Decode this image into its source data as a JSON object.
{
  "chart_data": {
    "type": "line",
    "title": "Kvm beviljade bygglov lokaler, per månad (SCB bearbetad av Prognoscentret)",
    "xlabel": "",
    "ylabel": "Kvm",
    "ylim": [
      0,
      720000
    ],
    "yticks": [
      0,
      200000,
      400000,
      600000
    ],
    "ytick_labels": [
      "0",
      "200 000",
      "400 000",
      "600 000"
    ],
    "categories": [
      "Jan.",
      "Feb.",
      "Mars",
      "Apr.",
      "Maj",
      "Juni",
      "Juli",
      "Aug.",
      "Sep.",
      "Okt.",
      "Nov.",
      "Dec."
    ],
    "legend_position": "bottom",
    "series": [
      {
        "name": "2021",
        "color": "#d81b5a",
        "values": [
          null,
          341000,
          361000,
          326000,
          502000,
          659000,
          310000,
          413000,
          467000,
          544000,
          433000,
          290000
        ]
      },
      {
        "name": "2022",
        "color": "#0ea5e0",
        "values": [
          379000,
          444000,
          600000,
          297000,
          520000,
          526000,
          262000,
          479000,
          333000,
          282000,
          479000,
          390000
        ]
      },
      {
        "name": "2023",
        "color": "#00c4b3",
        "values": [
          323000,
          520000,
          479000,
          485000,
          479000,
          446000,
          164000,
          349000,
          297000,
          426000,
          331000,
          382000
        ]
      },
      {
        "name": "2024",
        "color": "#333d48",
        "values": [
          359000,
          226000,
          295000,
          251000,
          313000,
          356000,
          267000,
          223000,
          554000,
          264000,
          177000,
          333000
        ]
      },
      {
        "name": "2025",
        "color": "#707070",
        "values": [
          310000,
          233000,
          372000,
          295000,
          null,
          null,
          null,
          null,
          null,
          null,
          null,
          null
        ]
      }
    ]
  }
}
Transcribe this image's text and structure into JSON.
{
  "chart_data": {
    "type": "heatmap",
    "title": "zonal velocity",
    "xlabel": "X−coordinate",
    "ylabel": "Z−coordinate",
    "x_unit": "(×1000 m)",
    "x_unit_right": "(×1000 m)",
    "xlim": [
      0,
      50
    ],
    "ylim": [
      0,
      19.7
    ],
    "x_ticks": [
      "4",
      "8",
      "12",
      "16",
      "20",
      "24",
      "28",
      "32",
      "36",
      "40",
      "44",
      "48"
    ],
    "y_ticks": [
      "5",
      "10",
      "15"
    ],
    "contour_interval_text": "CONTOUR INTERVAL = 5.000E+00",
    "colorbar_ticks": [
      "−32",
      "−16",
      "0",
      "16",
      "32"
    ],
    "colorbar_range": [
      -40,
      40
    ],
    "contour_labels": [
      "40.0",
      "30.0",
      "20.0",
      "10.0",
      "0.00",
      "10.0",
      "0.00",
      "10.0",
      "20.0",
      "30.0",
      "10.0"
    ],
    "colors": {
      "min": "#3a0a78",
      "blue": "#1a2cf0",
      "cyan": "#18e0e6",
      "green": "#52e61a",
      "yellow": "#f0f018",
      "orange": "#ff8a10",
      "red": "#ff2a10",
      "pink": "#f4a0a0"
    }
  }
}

### [SET PROBLEM]
Repeat the line that contains "Transcribe this image's", then every line after it until the records end, with nothing added.

### [IN RESPONSE]
Transcribe this image's text and structure into JSON.
{
  "chart_data": {
    "type": "heatmap",
    "title": "zonal velocity",
    "xlabel": "X−coordinate",
    "ylabel": "Z−coordinate",
    "x_unit": "(×1000 m)",
    "x_unit_right": "(×1000 m)",
    "xlim": [
      0,
      50
    ],
    "ylim": [
      0,
      19.7
    ],
    "x_ticks": [
      "4",
      "8",
      "12",
      "16",
      "20",
      "24",
      "28",
      "32",
      "36",
      "40",
      "44",
      "48"
    ],
    "y_ticks": [
      "5",
      "10",
      "15"
    ],
    "contour_interval_text": "CONTOUR INTERVAL = 5.000E+00",
    "colorbar_ticks": [
      "−32",
      "−16",
      "0",
      "16",
      "32"
    ],
    "colorbar_range": [
      -40,
      40
    ],
    "contour_labels": [
      "40.0",
      "30.0",
      "20.0",
      "10.0",
      "0.00",
      "10.0",
      "0.00",
      "10.0",
      "20.0",
      "30.0",
      "10.0"
    ],
    "colors": {
      "min": "#3a0a78",
      "blue": "#1a2cf0",
      "cyan": "#18e0e6",
      "green": "#52e61a",
      "yellow": "#f0f018",
      "orange": "#ff8a10",
      "red": "#ff2a10",
      "pink": "#f4a0a0"
    }
  }
}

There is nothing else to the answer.